=== SUPPLIED RECORDS ===
**********

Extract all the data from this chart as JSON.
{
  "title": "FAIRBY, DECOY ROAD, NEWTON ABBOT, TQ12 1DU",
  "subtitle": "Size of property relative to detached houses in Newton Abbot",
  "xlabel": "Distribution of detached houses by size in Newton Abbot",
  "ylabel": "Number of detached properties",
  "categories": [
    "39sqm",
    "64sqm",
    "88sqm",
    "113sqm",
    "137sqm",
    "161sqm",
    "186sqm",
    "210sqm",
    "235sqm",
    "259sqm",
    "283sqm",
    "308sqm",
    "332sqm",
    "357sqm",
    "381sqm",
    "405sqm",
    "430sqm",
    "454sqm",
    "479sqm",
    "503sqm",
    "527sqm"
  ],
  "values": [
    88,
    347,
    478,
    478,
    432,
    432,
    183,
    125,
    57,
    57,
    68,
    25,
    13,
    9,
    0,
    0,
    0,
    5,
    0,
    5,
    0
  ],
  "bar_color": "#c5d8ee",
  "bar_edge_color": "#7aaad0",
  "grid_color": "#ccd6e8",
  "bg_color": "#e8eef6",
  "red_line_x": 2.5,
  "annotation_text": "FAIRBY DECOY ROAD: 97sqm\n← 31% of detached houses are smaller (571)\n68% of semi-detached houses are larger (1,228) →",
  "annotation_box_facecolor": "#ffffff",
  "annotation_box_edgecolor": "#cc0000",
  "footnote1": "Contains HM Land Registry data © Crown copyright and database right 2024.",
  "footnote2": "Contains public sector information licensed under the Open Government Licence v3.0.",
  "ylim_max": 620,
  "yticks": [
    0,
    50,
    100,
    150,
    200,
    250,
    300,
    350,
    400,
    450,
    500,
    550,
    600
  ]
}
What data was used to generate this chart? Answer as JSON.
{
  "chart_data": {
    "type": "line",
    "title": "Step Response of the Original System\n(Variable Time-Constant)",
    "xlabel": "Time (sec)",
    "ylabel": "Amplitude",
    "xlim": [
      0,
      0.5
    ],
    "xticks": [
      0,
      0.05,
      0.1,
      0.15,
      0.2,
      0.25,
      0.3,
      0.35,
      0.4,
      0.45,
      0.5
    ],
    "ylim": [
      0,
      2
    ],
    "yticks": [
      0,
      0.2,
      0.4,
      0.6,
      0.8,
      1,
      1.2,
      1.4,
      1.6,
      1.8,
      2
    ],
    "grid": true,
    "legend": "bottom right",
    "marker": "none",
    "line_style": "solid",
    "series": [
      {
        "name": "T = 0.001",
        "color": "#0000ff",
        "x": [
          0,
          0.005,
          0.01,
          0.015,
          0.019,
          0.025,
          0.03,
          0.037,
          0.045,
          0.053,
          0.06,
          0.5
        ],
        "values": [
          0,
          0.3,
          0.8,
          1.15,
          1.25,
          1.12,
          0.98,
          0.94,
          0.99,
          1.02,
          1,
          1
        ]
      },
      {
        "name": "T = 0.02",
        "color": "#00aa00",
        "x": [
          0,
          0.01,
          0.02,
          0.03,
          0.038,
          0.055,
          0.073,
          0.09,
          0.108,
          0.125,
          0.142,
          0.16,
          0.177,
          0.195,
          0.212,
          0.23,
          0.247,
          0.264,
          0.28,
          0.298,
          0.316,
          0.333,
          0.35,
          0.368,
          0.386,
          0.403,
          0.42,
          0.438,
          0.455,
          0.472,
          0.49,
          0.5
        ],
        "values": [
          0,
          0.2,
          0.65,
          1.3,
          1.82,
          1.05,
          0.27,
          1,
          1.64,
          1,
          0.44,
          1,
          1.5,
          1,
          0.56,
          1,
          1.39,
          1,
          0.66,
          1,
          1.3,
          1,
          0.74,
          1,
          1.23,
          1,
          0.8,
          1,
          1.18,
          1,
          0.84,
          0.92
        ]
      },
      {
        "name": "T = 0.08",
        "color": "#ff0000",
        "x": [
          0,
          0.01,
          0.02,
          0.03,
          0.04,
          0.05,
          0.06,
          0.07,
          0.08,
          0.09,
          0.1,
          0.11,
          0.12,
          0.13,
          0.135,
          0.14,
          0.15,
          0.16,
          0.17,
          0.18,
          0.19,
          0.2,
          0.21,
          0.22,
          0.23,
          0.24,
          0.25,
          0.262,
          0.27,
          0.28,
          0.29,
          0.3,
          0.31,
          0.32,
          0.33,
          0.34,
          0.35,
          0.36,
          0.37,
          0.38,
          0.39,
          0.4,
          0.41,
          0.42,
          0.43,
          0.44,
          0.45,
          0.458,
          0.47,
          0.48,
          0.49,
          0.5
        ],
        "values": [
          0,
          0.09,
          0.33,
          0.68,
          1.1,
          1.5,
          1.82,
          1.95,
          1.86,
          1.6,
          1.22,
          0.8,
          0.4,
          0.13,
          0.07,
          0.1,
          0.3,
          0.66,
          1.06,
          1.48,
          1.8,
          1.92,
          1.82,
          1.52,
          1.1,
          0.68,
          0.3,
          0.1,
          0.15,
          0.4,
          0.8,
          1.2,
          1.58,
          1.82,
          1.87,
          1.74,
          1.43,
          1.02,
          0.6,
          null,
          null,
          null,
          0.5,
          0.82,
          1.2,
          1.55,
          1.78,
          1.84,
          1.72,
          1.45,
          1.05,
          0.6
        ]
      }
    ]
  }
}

**********

=== EXERCISE AIM ===
Extract each line of the material exactly as it stands.

=== IN RESPONSE ===
Extract all the data from this chart as JSON.
{
  "title": "FAIRBY, DECOY ROAD, NEWTON ABBOT, TQ12 1DU",
  "subtitle": "Size of property relative to detached houses in Newton Abbot",
  "xlabel": "Distribution of detached houses by size in Newton Abbot",
  "ylabel": "Number of detached properties",
  "categories": [
    "39sqm",
    "64sqm",
    "88sqm",
    "113sqm",
    "137sqm",
    "161sqm",
    "186sqm",
    "210sqm",
    "235sqm",
    "259sqm",
    "283sqm",
    "308sqm",
    "332sqm",
    "357sqm",
    "381sqm",
    "405sqm",
    "430sqm",
    "454sqm",
    "479sqm",
    "503sqm",
    "527sqm"
  ],
  "values": [
    88,
    347,
    478,
    478,
    432,
    432,
    183,
    125,
    57,
    57,
    68,
    25,
    13,
    9,
    0,
    0,
    0,
    5,
    0,
    5,
    0
  ],
  "bar_color": "#c5d8ee",
  "bar_edge_color": "#7aaad0",
  "grid_color": "#ccd6e8",
  "bg_color": "#e8eef6",
  "red_line_x": 2.5,
  "annotation_text": "FAIRBY DECOY ROAD: 97sqm\n← 31% of detached houses are smaller (571)\n68% of semi-detached houses are larger (1,228) →",
  "annotation_box_facecolor": "#ffffff",
  "annotation_box_edgecolor": "#cc0000",
  "footnote1": "Contains HM Land Registry data © Crown copyright and database right 2024.",
  "footnote2": "Contains public sector information licensed under the Open Government Licence v3.0.",
  "ylim_max": 620,
  "yticks": [
    0,
    50,
    100,
    150,
    200,
    250,
    300,
    350,
    400,
    450,
    500,
    550,
    600
  ]
}
What data was used to generate this chart? Answer as JSON.
{
  "chart_data": {
    "type": "line",
    "title": "Step Response of the Original System\n(Variable Time-Constant)",
    "xlabel": "Time (sec)",
    "ylabel": "Amplitude",
    "xlim": [
      0,
      0.5
    ],
    "xticks": [
      0,
      0.05,
      0.1,
      0.15,
      0.2,
      0.25,
      0.3,
      0.35,
      0.4,
      0.45,
      0.5
    ],
    "ylim": [
      0,
      2
    ],
    "yticks": [
      0,
      0.2,
      0.4,
      0.6,
      0.8,
      1,
      1.2,
      1.4,
      1.6,
      1.8,
      2
    ],
    "grid": true,
    "legend": "bottom right",
    "marker": "none",
    "line_style": "solid",
    "series": [
      {
        "name": "T = 0.001",
        "color": "#0000ff",
        "x": [
          0,
          0.005,
          0.01,
          0.015,
          0.019,
          0.025,
          0.03,
          0.037,
          0.045,
          0.053,
          0.06,
          0.5
        ],
        "values": [
          0,
          0.3,
          0.8,
          1.15,
          1.25,
          1.12,
          0.98,
          0.94,
          0.99,
          1.02,
          1,
          1
        ]
      },
      {
        "name": "T = 0.02",
        "color": "#00aa00",
        "x": [
          0,
          0.01,
          0.02,
          0.03,
          0.038,
          0.055,
          0.073,
          0.09,
          0.108,
          0.125,
          0.142,
          0.16,
          0.177,
          0.195,
          0.212,
          0.23,
          0.247,
          0.264,
          0.28,
          0.298,
          0.316,
          0.333,
          0.35,
          0.368,
          0.386,
          0.403,
          0.42,
          0.438,
          0.455,
          0.472,
          0.49,
          0.5
        ],
        "values": [
          0,
          0.2,
          0.65,
          1.3,
          1.82,
          1.05,
          0.27,
          1,
          1.64,
          1,
          0.44,
          1,
          1.5,
          1,
          0.56,
          1,
          1.39,
          1,
          0.66,
          1,
          1.3,
          1,
          0.74,
          1,
          1.23,
          1,
          0.8,
          1,
          1.18,
          1,
          0.84,
          0.92
        ]
      },
      {
        "name": "T = 0.08",
        "color": "#ff0000",
        "x": [
          0,
          0.01,
          0.02,
          0.03,
          0.04,
          0.05,
          0.06,
          0.07,
          0.08,
          0.09,
          0.1,
          0.11,
          0.12,
          0.13,
          0.135,
          0.14,
          0.15,
          0.16,
          0.17,
          0.18,
          0.19,
          0.2,
          0.21,
          0.22,
          0.23,
          0.24,
          0.25,
          0.262,
          0.27,
          0.28,
          0.29,
          0.3,
          0.31,
          0.32,
          0.33,
          0.34,
          0.35,
          0.36,
          0.37,
          0.38,
          0.39,
          0.4,
          0.41,
          0.42,
          0.43,
          0.44,
          0.45,
          0.458,
          0.47,
          0.48,
          0.49,
          0.5
        ],
        "values": [
          0,
          0.09,
          0.33,
          0.68,
          1.1,
          1.5,
          1.82,
          1.95,
          1.86,
          1.6,
          1.22,
          0.8,
          0.4,
          0.13,
          0.07,
          0.1,
          0.3,
          0.66,
          1.06,
          1.48,
          1.8,
          1.92,
          1.82,
          1.52,
          1.1,
          0.68,
          0.3,
          0.1,
          0.15,
          0.4,
          0.8,
          1.2,
          1.58,
          1.82,
          1.87,
          1.74,
          1.43,
          1.02,
          0.6,
          null,
          null,
          null,
          0.5,
          0.82,
          1.2,
          1.55,
          1.78,
          1.84,
          1.72,
          1.45,
          1.05,
          0.6
        ]
      }
    ]
  }
}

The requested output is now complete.